◆ **Requirement**
Filter this data down to the lines that hold "Backscatter", and copy them.

## Begin Given entries

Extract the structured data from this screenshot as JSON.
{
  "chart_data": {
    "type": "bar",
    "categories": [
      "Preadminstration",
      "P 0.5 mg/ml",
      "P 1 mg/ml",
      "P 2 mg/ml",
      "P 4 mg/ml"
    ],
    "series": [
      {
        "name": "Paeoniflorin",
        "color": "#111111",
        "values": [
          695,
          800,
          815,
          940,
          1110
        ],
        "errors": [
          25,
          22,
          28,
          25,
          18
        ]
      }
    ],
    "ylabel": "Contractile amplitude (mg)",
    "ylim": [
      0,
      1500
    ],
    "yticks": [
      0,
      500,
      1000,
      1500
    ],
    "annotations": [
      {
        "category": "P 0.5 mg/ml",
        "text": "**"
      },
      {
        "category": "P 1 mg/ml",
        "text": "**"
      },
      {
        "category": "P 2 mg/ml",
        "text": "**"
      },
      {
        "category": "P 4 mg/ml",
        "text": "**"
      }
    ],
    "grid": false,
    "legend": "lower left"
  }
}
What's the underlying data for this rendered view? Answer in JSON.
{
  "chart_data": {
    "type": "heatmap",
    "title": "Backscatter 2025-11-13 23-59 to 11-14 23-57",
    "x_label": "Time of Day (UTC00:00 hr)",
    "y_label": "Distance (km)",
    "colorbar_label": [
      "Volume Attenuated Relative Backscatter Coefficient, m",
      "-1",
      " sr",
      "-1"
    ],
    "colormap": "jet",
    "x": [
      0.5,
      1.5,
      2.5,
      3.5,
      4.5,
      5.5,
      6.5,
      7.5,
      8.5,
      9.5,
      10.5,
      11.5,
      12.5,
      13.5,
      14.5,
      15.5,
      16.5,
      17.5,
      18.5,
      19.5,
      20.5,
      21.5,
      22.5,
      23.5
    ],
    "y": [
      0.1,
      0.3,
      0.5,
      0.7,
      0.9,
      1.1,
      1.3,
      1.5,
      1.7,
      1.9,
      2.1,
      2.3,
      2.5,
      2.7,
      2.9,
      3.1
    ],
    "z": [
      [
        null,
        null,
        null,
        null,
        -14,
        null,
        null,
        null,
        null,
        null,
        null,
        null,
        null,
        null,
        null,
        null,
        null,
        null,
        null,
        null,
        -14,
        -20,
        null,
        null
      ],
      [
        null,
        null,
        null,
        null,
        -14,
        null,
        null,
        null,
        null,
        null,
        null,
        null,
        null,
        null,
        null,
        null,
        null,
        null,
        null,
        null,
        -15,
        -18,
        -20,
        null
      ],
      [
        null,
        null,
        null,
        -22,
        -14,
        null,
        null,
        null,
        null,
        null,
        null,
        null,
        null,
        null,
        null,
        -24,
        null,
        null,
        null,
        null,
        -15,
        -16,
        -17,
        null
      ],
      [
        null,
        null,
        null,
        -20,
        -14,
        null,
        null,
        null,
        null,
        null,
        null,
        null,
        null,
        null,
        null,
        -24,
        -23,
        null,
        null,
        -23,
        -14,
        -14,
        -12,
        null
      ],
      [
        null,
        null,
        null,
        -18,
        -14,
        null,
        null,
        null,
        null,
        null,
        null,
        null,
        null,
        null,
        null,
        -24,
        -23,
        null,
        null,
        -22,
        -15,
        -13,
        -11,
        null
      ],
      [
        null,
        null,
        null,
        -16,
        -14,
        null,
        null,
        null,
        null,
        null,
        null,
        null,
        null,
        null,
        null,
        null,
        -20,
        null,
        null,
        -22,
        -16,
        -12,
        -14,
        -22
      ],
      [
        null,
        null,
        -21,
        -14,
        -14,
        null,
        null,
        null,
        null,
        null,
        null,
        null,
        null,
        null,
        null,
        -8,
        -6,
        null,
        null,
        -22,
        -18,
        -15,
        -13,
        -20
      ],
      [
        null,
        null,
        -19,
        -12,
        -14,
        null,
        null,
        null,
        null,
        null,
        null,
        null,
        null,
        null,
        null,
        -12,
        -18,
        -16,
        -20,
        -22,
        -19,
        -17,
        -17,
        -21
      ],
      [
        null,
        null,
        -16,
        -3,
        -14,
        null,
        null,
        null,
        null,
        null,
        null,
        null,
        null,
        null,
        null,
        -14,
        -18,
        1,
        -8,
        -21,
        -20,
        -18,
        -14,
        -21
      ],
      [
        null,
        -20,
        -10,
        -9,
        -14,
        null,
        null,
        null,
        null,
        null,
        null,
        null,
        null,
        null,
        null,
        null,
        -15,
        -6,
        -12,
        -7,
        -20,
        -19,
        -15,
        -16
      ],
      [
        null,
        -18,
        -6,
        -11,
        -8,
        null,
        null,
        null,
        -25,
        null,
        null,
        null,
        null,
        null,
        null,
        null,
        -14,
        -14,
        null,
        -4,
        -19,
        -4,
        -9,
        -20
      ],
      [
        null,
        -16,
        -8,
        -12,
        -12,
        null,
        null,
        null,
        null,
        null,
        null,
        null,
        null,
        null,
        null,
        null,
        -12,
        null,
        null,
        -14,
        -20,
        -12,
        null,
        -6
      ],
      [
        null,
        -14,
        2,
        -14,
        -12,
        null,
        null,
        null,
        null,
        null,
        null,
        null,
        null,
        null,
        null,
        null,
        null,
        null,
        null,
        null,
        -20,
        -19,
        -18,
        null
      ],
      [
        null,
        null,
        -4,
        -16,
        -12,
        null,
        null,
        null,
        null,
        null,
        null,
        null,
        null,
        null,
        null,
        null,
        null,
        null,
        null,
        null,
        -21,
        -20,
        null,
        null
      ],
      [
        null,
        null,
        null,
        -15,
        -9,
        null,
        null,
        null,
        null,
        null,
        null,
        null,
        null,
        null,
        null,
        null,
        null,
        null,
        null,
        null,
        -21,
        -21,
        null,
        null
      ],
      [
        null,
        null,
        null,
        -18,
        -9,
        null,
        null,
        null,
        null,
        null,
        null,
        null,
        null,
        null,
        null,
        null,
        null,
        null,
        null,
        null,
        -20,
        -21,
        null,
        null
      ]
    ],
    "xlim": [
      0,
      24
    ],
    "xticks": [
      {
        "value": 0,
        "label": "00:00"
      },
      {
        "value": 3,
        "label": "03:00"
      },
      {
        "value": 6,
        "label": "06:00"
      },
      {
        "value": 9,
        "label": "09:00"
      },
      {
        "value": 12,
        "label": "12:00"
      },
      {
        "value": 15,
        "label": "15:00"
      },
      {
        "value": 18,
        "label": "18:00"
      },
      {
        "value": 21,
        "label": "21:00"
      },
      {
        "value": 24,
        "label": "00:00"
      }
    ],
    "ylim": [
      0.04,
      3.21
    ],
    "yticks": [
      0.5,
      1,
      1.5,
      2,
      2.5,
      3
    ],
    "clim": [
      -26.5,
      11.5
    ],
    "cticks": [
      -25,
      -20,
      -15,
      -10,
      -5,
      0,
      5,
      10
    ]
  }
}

## End Given entries

◆ **Full solution**
    "title": "Backscatter 2025-11-13 23-59 to 11-14 23-57",
      "Volume Attenuated Relative Backscatter Coefficient, m",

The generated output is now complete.